[Stored items]
──────────────────────────────

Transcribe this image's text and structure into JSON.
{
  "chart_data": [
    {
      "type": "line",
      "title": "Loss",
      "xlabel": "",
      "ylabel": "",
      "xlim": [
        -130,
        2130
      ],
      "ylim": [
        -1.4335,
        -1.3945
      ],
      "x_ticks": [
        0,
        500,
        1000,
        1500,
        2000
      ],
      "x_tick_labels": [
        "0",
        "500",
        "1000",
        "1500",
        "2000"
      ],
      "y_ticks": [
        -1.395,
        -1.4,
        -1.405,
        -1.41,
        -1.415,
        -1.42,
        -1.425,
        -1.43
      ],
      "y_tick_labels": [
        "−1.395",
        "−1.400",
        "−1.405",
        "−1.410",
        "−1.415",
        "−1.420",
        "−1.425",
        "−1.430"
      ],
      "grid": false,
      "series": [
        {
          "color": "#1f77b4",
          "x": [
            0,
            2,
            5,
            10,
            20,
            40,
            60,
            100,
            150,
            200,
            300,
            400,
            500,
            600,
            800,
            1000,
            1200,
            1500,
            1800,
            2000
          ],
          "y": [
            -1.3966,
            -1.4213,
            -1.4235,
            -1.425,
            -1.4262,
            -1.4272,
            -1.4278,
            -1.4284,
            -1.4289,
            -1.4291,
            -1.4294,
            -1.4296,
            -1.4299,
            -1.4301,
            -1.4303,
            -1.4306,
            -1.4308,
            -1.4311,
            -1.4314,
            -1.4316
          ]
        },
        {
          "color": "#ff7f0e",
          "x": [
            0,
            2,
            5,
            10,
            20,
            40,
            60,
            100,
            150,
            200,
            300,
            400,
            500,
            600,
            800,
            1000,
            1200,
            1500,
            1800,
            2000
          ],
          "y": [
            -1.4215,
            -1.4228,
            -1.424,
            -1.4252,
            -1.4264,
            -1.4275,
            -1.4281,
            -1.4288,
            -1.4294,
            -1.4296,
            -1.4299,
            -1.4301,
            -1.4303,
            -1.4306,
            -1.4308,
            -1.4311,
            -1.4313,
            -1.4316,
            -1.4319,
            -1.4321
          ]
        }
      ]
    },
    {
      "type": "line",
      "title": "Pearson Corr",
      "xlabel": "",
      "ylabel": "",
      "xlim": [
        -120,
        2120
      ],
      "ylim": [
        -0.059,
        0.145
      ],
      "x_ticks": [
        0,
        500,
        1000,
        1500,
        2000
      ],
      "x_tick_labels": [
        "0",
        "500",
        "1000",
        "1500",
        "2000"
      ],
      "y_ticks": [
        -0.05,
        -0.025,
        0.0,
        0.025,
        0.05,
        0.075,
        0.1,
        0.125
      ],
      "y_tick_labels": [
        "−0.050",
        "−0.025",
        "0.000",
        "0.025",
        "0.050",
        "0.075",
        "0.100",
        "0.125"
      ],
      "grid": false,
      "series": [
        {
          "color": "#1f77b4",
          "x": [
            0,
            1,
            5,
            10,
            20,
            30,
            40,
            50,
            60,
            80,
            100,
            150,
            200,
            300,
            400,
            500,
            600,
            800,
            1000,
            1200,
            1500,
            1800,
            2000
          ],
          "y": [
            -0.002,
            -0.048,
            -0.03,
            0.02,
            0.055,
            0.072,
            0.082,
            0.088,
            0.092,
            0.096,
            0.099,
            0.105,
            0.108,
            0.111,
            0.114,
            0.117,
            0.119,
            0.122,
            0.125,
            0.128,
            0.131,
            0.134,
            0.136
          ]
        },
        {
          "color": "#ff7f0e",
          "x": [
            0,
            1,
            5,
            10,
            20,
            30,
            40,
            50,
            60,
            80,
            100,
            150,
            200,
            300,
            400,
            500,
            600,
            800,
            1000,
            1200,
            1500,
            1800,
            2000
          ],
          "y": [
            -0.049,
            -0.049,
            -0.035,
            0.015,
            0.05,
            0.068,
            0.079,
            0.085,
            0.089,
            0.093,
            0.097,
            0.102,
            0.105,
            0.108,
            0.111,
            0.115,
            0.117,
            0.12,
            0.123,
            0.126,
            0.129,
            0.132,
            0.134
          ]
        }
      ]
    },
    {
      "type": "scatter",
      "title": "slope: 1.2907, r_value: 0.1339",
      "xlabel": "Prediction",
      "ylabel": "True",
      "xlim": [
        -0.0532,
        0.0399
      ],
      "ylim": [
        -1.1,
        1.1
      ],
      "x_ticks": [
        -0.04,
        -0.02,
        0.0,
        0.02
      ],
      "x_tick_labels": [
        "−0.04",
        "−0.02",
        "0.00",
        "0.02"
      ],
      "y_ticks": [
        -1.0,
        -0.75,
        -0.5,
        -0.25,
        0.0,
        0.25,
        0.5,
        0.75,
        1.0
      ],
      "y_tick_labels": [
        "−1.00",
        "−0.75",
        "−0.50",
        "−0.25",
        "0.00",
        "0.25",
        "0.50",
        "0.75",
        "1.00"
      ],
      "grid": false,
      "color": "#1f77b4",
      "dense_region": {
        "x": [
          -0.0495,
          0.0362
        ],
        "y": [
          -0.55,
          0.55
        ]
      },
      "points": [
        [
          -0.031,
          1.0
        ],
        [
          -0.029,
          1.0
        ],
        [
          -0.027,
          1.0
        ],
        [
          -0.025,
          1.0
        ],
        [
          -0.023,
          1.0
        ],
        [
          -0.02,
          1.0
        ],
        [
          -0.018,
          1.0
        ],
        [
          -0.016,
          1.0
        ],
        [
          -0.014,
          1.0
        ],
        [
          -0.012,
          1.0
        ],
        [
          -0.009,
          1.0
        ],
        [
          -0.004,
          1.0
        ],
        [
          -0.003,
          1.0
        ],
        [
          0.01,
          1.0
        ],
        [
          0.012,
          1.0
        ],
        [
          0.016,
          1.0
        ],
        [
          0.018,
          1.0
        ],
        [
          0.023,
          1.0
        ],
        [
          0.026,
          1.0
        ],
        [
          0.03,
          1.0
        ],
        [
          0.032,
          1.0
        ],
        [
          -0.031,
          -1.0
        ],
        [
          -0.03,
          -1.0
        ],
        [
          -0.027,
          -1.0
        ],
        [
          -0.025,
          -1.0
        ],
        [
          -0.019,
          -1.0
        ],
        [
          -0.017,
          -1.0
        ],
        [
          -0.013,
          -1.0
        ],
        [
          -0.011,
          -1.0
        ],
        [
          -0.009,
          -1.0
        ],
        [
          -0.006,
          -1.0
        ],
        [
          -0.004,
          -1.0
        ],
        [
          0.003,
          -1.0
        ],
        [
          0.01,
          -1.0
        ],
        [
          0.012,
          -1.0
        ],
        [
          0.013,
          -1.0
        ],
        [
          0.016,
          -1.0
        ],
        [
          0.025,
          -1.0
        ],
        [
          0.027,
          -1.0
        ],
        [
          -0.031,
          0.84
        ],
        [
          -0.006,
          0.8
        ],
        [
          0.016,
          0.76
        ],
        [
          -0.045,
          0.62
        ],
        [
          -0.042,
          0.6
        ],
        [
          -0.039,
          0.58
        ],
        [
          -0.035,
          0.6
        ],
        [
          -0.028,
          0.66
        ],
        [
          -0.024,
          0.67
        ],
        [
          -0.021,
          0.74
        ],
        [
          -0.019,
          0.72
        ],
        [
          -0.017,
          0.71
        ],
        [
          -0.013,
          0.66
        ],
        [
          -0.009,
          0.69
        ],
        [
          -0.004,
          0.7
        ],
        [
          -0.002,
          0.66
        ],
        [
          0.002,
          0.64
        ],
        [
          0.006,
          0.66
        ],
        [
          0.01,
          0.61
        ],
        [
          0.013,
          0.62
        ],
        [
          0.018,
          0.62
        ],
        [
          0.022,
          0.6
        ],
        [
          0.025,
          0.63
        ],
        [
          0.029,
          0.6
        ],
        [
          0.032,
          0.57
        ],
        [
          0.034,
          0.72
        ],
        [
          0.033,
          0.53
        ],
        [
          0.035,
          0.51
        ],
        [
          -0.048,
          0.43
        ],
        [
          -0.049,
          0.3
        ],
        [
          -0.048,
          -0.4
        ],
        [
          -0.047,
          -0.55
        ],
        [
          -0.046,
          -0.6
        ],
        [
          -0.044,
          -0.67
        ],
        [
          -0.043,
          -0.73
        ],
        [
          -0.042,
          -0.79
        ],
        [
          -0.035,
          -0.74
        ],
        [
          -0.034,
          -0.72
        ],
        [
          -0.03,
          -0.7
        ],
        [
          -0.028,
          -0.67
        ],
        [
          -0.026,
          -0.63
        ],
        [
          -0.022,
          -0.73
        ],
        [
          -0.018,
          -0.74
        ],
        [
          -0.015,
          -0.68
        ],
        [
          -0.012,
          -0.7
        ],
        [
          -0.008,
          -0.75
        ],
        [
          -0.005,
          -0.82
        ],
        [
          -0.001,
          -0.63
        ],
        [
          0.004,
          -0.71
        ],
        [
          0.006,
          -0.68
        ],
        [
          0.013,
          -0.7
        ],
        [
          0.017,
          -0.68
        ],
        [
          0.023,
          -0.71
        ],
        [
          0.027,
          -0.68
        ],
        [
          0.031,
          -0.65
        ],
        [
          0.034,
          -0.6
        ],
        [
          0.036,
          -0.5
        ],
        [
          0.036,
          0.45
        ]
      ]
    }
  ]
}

──────────────────────────────

- [TASK]
In the records, locate each line holding the string "title" and copy it.

- [FINAL RESULT]
      "title": "Loss",
      "title": "Pearson Corr",
      "title": "slope: 1.2907, r_value: 0.1339",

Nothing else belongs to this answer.